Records
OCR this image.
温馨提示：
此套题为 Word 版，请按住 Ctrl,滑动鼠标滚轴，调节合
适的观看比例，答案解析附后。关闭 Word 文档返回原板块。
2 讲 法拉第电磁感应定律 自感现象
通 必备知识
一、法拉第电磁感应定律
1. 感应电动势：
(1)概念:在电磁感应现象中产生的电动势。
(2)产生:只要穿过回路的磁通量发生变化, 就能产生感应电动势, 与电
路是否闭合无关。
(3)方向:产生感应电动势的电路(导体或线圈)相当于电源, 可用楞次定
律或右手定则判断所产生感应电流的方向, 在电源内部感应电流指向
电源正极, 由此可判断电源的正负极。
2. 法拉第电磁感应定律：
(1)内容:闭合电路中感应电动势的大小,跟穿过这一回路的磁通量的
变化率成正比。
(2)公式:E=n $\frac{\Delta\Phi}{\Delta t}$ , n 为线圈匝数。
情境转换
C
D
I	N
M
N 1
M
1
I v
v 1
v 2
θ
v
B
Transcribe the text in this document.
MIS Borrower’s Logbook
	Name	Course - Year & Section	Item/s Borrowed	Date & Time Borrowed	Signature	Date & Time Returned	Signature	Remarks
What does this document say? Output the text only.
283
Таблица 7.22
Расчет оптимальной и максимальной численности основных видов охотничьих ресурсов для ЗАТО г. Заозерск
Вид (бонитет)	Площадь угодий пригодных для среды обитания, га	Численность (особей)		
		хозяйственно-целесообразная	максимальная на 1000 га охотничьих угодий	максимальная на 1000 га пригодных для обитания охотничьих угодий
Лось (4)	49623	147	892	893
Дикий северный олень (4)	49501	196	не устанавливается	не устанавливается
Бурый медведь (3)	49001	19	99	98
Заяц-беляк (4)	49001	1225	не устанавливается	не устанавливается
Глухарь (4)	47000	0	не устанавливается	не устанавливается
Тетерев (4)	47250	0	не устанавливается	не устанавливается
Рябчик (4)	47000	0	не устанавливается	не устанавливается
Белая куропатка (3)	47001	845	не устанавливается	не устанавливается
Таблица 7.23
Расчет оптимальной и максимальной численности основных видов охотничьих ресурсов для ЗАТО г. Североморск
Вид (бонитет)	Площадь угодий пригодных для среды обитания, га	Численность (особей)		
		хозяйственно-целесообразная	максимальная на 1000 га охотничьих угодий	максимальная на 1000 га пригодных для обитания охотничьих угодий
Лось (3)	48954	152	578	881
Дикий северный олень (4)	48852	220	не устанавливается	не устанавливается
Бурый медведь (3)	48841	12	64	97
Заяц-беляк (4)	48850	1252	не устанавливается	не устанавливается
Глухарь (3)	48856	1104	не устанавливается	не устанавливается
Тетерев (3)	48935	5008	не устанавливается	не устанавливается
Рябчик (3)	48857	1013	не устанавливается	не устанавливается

Directions for this task: Read through the data and copy every line where "Лось" shows up.

Task solution:
Лось (4)	49623	147	892	893
Лось (3)	48954	152	578	881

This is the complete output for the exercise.